DATA SHOWN:

⁂

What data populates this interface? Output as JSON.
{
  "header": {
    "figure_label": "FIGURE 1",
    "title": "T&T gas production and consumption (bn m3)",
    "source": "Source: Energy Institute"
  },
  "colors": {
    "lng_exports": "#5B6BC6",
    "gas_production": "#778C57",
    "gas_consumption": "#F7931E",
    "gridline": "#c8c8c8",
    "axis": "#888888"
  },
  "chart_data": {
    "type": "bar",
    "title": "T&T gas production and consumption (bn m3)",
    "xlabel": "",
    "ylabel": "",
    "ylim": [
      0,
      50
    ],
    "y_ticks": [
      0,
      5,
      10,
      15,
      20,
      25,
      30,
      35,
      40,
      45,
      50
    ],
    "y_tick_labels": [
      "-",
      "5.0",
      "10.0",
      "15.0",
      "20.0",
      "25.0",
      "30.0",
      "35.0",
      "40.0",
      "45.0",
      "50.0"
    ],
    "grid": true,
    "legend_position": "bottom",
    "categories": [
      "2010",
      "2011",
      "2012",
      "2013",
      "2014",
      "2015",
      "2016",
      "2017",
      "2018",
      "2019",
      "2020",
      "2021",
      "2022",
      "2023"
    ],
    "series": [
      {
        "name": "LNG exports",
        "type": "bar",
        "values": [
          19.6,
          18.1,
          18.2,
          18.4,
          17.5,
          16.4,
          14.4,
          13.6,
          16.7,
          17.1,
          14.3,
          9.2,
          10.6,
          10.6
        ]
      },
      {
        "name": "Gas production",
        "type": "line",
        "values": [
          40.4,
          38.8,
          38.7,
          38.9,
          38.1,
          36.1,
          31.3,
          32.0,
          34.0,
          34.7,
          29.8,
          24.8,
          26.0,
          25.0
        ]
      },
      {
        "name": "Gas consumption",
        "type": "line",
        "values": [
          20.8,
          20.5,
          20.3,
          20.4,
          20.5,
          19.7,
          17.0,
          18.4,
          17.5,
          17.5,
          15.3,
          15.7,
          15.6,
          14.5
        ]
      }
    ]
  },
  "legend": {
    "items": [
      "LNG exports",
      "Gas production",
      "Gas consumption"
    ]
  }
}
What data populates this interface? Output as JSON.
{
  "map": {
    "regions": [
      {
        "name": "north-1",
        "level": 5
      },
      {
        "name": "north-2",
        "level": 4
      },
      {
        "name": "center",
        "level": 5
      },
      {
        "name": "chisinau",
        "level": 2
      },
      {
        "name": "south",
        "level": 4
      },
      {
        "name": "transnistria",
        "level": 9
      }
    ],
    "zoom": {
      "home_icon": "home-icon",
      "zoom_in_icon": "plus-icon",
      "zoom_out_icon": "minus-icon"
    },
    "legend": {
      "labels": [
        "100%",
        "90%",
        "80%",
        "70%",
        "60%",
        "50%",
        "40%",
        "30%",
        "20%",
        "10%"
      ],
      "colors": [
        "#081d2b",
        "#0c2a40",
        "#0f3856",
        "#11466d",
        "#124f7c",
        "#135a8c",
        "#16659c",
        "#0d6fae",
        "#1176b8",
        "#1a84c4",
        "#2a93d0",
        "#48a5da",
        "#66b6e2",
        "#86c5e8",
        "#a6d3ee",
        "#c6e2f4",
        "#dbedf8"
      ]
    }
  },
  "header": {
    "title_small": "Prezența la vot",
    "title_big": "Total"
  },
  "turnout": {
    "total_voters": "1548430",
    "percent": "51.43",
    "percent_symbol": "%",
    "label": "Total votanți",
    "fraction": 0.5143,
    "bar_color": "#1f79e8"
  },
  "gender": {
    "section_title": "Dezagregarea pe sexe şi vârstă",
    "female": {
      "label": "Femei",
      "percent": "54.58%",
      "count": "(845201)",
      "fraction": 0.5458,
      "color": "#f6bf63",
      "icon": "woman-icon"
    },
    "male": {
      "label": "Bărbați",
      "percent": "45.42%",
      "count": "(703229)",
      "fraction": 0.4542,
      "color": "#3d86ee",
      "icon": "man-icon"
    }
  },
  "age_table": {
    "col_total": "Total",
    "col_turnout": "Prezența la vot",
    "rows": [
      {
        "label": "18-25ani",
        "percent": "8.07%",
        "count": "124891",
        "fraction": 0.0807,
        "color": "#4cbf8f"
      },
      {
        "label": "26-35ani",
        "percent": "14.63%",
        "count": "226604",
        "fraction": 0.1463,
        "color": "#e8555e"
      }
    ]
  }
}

⁂

DIRECTIVE: The records above should be repeated in full, exactly as given.

TASK RESPONSE:
What data populates this interface? Output as JSON.
{
  "header": {
    "figure_label": "FIGURE 1",
    "title": "T&T gas production and consumption (bn m3)",
    "source": "Source: Energy Institute"
  },
  "colors": {
    "lng_exports": "#5B6BC6",
    "gas_production": "#778C57",
    "gas_consumption": "#F7931E",
    "gridline": "#c8c8c8",
    "axis": "#888888"
  },
  "chart_data": {
    "type": "bar",
    "title": "T&T gas production and consumption (bn m3)",
    "xlabel": "",
    "ylabel": "",
    "ylim": [
      0,
      50
    ],
    "y_ticks": [
      0,
      5,
      10,
      15,
      20,
      25,
      30,
      35,
      40,
      45,
      50
    ],
    "y_tick_labels": [
      "-",
      "5.0",
      "10.0",
      "15.0",
      "20.0",
      "25.0",
      "30.0",
      "35.0",
      "40.0",
      "45.0",
      "50.0"
    ],
    "grid": true,
    "legend_position": "bottom",
    "categories": [
      "2010",
      "2011",
      "2012",
      "2013",
      "2014",
      "2015",
      "2016",
      "2017",
      "2018",
      "2019",
      "2020",
      "2021",
      "2022",
      "2023"
    ],
    "series": [
      {
        "name": "LNG exports",
        "type": "bar",
        "values": [
          19.6,
          18.1,
          18.2,
          18.4,
          17.5,
          16.4,
          14.4,
          13.6,
          16.7,
          17.1,
          14.3,
          9.2,
          10.6,
          10.6
        ]
      },
      {
        "name": "Gas production",
        "type": "line",
        "values": [
          40.4,
          38.8,
          38.7,
          38.9,
          38.1,
          36.1,
          31.3,
          32.0,
          34.0,
          34.7,
          29.8,
          24.8,
          26.0,
          25.0
        ]
      },
      {
        "name": "Gas consumption",
        "type": "line",
        "values": [
          20.8,
          20.5,
          20.3,
          20.4,
          20.5,
          19.7,
          17.0,
          18.4,
          17.5,
          17.5,
          15.3,
          15.7,
          15.6,
          14.5
        ]
      }
    ]
  },
  "legend": {
    "items": [
      "LNG exports",
      "Gas production",
      "Gas consumption"
    ]
  }
}
What data populates this interface? Output as JSON.
{
  "map": {
    "regions": [
      {
        "name": "north-1",
        "level": 5
      },
      {
        "name": "north-2",
        "level": 4
      },
      {
        "name": "center",
        "level": 5
      },
      {
        "name": "chisinau",
        "level": 2
      },
      {
        "name": "south",
        "level": 4
      },
      {
        "name": "transnistria",
        "level": 9
      }
    ],
    "zoom": {
      "home_icon": "home-icon",
      "zoom_in_icon": "plus-icon",
      "zoom_out_icon": "minus-icon"
    },
    "legend": {
      "labels": [
        "100%",
        "90%",
        "80%",
        "70%",
        "60%",
        "50%",
        "40%",
        "30%",
        "20%",
        "10%"
      ],
      "colors": [
        "#081d2b",
        "#0c2a40",
        "#0f3856",
        "#11466d",
        "#124f7c",
        "#135a8c",
        "#16659c",
        "#0d6fae",
        "#1176b8",
        "#1a84c4",
        "#2a93d0",
        "#48a5da",
        "#66b6e2",
        "#86c5e8",
        "#a6d3ee",
        "#c6e2f4",
        "#dbedf8"
      ]
    }
  },
  "header": {
    "title_small": "Prezența la vot",
    "title_big": "Total"
  },
  "turnout": {
    "total_voters": "1548430",
    "percent": "51.43",
    "percent_symbol": "%",
    "label": "Total votanți",
    "fraction": 0.5143,
    "bar_color": "#1f79e8"
  },
  "gender": {
    "section_title": "Dezagregarea pe sexe şi vârstă",
    "female": {
      "label": "Femei",
      "percent": "54.58%",
      "count": "(845201)",
      "fraction": 0.5458,
      "color": "#f6bf63",
      "icon": "woman-icon"
    },
    "male": {
      "label": "Bărbați",
      "percent": "45.42%",
      "count": "(703229)",
      "fraction": 0.4542,
      "color": "#3d86ee",
      "icon": "man-icon"
    }
  },
  "age_table": {
    "col_total": "Total",
    "col_turnout": "Prezența la vot",
    "rows": [
      {
        "label": "18-25ani",
        "percent": "8.07%",
        "count": "124891",
        "fraction": 0.0807,
        "color": "#4cbf8f"
      },
      {
        "label": "26-35ani",
        "percent": "14.63%",
        "count": "226604",
        "fraction": 0.1463,
        "color": "#e8555e"
      }
    ]
  }
}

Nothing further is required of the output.